(Figure record listings)
^^^^
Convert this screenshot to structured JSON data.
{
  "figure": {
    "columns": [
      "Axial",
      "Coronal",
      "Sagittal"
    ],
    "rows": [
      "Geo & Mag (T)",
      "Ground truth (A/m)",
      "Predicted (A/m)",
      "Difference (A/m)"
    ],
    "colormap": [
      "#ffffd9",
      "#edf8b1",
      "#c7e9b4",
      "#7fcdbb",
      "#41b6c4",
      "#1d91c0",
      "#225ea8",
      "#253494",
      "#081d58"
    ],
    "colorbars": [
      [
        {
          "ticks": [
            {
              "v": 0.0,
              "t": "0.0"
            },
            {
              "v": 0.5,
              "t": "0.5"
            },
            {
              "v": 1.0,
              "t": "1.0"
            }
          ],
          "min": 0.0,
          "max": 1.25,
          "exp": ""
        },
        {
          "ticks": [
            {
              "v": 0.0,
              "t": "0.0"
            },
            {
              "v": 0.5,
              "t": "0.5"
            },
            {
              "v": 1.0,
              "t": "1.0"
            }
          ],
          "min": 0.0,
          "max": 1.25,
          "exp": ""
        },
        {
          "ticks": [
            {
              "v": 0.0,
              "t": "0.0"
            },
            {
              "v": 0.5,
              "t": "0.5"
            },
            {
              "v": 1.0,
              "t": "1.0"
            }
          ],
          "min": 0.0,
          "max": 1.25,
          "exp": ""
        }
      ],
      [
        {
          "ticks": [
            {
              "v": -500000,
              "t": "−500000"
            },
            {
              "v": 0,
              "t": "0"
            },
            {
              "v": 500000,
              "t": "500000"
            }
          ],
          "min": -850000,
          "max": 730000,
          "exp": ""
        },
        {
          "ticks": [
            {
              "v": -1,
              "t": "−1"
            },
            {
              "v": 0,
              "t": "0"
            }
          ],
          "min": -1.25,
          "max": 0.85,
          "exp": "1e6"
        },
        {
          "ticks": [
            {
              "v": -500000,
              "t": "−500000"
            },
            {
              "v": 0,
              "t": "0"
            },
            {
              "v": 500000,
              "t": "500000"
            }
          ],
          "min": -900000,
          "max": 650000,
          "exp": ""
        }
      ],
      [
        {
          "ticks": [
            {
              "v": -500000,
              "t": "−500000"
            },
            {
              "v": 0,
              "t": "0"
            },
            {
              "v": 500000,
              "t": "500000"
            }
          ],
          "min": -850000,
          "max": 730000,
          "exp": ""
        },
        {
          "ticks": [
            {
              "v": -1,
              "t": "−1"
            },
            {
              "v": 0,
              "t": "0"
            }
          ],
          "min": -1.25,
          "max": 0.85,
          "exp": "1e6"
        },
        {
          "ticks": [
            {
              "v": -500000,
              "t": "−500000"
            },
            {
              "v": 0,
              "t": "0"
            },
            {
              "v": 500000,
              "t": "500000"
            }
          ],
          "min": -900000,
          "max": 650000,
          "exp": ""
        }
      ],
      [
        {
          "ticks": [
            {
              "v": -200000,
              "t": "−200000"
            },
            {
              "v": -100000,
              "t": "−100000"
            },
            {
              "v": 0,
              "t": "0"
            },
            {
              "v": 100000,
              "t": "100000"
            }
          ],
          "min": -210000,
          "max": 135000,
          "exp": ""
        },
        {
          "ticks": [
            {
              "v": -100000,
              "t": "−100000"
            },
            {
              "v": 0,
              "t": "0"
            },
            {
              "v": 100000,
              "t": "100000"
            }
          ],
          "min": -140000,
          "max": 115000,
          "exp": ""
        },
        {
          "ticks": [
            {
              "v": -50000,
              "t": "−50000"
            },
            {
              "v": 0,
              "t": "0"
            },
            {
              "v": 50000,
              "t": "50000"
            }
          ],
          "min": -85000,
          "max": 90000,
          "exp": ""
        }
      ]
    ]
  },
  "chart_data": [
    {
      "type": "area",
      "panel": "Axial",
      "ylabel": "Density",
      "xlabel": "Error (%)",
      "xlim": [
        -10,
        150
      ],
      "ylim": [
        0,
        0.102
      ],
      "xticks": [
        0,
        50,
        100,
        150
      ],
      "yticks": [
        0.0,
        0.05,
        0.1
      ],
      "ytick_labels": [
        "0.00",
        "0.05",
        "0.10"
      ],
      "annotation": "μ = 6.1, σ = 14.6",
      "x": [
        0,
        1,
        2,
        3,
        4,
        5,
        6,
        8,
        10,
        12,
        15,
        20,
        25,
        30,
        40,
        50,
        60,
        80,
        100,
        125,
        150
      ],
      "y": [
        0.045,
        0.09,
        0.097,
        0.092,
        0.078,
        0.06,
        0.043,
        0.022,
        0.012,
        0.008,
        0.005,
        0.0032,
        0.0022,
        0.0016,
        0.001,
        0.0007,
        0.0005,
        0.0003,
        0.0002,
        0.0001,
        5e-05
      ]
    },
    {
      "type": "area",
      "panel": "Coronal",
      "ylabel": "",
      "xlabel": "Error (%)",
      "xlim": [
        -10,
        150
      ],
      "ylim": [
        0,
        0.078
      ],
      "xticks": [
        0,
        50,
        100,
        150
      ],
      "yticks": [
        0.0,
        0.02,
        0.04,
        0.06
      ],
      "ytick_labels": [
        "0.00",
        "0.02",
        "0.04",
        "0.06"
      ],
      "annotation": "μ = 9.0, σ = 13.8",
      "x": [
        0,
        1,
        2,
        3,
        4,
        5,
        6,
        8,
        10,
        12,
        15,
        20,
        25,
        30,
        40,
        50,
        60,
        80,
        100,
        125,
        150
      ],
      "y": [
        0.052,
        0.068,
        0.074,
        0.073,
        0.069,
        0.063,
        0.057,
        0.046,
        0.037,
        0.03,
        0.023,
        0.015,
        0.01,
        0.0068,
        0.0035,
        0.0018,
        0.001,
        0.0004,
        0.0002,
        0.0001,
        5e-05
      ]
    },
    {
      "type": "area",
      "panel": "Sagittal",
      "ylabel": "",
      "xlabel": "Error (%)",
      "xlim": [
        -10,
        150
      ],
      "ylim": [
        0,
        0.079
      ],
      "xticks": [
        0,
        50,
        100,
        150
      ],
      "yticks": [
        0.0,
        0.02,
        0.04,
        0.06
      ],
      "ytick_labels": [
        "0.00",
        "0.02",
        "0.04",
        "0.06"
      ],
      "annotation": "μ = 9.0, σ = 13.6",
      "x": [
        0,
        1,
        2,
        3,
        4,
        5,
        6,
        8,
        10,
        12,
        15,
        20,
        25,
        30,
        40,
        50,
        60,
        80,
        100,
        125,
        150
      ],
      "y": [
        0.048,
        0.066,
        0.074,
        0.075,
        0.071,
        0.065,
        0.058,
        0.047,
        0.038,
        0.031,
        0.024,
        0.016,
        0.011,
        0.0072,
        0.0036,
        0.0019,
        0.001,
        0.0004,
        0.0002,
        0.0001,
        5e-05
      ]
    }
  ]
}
^^^^
→ **SHORT TASK**
Determine the number of lines in the listing that hold the word "panel", and supply that number and nothing further.

→ **THE COMPLETED TASK**
3